## Recorded information
========================================================================
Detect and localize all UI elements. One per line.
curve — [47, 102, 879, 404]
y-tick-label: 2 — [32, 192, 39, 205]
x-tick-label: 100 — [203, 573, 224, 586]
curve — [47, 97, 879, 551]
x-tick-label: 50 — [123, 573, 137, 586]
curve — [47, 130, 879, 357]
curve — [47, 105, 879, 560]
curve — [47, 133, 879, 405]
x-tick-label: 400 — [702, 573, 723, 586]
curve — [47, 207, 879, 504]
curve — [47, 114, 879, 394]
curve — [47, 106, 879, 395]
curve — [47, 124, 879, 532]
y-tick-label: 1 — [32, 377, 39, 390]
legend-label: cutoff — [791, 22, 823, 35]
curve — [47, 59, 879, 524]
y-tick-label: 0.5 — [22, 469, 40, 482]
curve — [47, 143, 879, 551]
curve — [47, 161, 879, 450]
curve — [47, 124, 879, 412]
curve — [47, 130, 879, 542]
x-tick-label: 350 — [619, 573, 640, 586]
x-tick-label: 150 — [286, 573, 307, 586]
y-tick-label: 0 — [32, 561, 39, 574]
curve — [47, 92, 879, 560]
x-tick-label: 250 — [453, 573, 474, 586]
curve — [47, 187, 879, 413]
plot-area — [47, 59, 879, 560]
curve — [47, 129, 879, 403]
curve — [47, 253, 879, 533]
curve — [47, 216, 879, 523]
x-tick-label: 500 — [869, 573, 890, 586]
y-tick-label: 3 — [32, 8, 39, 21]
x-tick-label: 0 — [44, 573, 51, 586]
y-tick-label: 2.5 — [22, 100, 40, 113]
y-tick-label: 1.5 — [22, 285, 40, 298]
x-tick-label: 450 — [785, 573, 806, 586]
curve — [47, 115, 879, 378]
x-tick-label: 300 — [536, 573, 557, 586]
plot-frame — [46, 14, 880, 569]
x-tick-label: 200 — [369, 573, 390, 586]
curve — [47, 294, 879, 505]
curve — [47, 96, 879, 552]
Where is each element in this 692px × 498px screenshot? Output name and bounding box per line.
========================================================================
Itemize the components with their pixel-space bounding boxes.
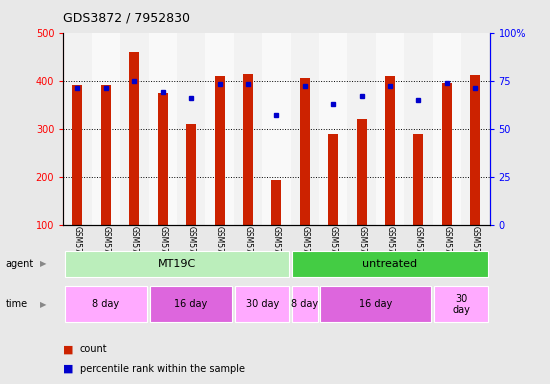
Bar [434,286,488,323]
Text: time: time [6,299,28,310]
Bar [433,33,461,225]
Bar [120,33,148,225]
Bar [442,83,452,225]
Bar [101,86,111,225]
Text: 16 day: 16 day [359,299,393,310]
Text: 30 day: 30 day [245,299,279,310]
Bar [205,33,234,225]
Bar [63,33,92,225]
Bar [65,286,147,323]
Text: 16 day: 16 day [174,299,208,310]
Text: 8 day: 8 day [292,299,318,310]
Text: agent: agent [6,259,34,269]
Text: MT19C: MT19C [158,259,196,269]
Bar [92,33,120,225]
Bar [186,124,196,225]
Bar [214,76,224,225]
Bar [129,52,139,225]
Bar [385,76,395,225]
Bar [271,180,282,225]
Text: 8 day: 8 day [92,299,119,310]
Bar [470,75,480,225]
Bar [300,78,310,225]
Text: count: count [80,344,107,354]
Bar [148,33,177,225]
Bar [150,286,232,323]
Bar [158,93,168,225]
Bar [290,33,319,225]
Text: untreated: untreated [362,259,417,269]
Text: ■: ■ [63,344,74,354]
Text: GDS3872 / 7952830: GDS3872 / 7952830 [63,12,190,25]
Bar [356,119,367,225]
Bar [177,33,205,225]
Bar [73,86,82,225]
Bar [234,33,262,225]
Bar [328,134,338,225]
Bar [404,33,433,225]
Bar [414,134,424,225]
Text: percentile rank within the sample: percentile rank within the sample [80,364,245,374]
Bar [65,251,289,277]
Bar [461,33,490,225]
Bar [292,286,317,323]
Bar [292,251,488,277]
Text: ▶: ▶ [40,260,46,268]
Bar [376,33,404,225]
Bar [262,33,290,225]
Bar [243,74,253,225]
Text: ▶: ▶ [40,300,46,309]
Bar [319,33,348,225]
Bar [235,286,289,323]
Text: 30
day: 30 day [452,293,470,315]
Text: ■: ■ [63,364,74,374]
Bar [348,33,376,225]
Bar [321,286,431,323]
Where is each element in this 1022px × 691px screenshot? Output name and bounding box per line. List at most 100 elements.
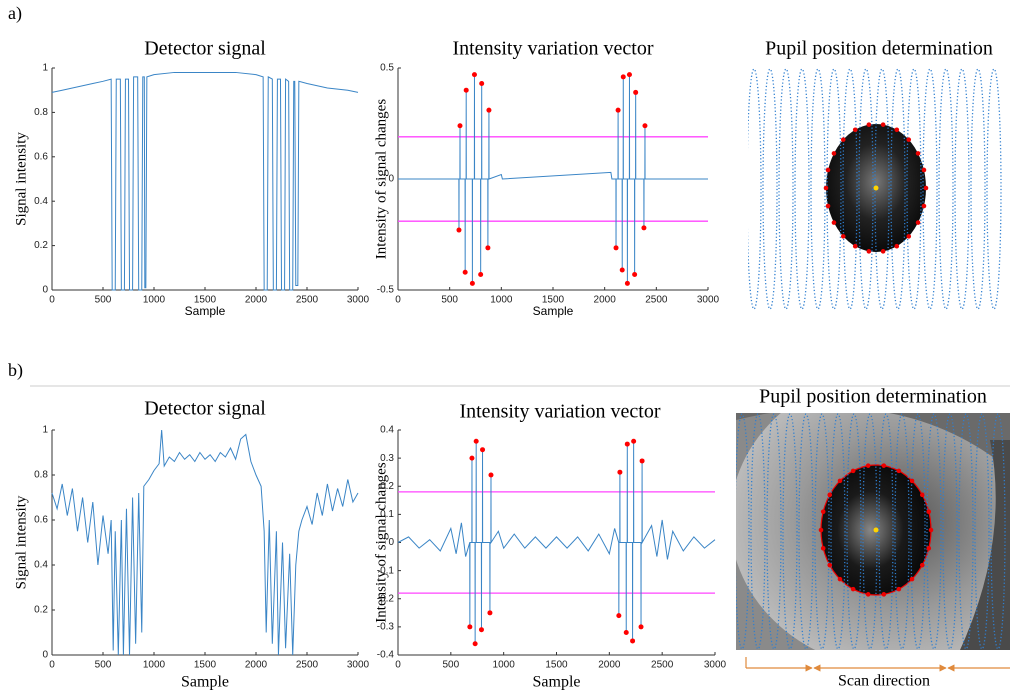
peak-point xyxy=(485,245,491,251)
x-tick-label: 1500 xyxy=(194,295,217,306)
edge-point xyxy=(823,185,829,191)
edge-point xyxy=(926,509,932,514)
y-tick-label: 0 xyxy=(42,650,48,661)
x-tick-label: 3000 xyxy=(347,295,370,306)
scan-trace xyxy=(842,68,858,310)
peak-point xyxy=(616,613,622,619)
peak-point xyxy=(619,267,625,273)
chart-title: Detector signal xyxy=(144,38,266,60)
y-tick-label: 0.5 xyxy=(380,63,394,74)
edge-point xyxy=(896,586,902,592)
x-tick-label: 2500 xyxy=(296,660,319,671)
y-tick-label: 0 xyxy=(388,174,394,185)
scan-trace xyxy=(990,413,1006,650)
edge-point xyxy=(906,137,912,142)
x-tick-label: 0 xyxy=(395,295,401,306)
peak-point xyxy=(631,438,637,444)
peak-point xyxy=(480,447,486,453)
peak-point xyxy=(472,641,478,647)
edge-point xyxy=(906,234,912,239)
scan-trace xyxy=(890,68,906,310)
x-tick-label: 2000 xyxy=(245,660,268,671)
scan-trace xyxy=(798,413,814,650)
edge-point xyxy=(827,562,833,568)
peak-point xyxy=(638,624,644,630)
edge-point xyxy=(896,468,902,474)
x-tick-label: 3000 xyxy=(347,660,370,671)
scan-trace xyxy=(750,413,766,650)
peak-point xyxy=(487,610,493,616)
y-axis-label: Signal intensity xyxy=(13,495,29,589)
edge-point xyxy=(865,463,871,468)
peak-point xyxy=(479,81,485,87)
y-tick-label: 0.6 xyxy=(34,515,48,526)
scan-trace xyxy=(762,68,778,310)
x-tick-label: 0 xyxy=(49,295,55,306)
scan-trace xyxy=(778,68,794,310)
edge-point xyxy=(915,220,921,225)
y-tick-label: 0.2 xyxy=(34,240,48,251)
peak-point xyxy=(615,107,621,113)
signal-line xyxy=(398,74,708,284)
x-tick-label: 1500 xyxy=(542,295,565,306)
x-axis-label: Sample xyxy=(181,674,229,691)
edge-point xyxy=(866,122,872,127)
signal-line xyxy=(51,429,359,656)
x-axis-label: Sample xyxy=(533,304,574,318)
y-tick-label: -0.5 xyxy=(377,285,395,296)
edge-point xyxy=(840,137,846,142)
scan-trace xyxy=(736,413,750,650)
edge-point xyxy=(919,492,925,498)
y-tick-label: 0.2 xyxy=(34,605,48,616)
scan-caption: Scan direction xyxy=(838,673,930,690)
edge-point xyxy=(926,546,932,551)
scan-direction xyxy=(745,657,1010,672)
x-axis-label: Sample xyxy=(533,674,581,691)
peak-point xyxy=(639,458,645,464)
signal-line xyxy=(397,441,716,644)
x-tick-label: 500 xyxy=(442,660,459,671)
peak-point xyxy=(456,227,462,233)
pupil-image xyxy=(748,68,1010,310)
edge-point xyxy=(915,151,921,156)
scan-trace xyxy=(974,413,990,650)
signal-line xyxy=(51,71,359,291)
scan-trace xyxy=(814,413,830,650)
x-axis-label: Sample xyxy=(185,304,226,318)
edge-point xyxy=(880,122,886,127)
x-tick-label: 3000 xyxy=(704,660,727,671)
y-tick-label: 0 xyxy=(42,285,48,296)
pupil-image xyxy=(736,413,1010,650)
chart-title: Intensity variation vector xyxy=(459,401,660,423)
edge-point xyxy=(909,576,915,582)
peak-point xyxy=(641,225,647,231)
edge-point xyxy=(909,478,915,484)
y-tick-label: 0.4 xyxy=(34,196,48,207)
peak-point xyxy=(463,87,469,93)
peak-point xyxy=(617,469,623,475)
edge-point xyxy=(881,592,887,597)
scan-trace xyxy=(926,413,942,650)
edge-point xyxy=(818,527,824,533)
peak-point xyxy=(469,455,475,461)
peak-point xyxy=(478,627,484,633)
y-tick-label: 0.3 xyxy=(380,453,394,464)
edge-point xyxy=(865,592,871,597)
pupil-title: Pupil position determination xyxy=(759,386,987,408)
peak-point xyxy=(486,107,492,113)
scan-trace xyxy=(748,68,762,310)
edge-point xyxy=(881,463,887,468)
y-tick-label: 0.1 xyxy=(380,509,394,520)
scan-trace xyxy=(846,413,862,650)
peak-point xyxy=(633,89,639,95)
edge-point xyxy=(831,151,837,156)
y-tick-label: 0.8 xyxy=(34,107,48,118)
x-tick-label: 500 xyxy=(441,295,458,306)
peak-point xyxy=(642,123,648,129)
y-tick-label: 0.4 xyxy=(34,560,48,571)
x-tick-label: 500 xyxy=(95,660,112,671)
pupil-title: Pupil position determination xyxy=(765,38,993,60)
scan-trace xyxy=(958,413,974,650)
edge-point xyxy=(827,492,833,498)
========================================================================
## Problem
Output the lines of the data, starting with the line that contains "Detect and localize" and going on through the line that contains "x-tick-label: 400 — [702, 573, 723, 586]", as a Markdown table with the columns Row and Line. Number each row and leave out any blank lines.

## Problem solution
| Row | Line |
|---|---|
| 1 | Detect and localize all UI elements. One per line. |
| 2 | curve — [47, 102, 879, 404] |
| 3 | y-tick-label: 2 — [32, 192, 39, 205] |
| 4 | x-tick-label: 100 — [203, 573, 224, 586] |
| 5 | curve — [47, 97, 879, 551] |
| 6 | x-tick-label: 50 — [123, 573, 137, 586] |
| 7 | curve — [47, 130, 879, 357] |
| 8 | curve — [47, 105, 879, 560] |
| 9 | curve — [47, 133, 879, 405] |
| 10 | x-tick-label: 400 — [702, 573, 723, 586] |